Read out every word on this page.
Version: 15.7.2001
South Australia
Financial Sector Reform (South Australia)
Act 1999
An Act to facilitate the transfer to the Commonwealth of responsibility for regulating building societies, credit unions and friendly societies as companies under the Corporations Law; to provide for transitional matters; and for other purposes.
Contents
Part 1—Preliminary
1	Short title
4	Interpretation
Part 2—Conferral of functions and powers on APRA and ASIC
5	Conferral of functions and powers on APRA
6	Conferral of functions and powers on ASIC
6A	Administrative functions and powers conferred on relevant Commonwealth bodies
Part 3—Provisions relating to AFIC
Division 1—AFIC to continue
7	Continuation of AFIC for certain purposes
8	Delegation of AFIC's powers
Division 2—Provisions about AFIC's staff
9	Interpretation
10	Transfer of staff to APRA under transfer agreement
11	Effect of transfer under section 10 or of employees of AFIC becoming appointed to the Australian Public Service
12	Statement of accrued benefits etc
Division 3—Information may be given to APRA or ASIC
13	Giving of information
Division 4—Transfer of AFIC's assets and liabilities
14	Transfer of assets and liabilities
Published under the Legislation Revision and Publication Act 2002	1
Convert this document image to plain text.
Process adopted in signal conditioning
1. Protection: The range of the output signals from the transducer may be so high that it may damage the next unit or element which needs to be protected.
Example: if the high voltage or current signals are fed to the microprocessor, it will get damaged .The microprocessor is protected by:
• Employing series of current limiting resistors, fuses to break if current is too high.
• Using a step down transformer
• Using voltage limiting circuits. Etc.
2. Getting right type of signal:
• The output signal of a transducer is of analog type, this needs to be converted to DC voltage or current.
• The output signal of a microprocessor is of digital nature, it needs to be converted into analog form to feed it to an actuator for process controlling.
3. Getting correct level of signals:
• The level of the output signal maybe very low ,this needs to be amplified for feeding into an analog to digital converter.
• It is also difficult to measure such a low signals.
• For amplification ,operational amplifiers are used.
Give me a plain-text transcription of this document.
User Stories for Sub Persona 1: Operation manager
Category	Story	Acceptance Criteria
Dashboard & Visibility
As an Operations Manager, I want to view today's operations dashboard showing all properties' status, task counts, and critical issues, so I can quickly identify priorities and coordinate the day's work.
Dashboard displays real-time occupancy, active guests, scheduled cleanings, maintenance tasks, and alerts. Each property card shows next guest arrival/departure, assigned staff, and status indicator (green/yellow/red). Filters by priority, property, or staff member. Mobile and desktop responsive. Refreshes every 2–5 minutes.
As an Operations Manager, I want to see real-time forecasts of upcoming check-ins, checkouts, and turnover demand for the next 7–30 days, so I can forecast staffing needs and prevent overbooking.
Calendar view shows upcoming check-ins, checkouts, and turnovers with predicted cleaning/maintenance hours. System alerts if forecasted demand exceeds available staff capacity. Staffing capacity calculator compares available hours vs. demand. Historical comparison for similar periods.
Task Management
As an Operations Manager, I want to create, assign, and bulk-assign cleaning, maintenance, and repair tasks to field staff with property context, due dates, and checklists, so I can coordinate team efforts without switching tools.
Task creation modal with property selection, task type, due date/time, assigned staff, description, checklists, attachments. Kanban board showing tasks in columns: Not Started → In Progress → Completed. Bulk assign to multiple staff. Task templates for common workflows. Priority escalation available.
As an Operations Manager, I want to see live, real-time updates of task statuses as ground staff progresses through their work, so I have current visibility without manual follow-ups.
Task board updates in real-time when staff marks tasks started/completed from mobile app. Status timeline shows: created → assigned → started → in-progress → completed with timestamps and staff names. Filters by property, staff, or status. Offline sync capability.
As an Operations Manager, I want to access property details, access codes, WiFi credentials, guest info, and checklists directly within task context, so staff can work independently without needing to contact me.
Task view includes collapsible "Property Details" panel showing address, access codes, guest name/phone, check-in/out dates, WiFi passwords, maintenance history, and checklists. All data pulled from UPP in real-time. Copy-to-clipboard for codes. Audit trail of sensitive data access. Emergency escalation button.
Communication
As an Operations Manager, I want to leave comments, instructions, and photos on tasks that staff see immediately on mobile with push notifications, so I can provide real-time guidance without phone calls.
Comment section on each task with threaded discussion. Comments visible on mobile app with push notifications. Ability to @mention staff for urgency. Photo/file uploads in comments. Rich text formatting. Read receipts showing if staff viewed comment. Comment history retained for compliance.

____

▶ AIM OF THE TASK
In the entries above, locate every line with the word "document" and copy it.

▶ REPLY
Convert this document image to plain text.
Give me a plain-text transcription of this document.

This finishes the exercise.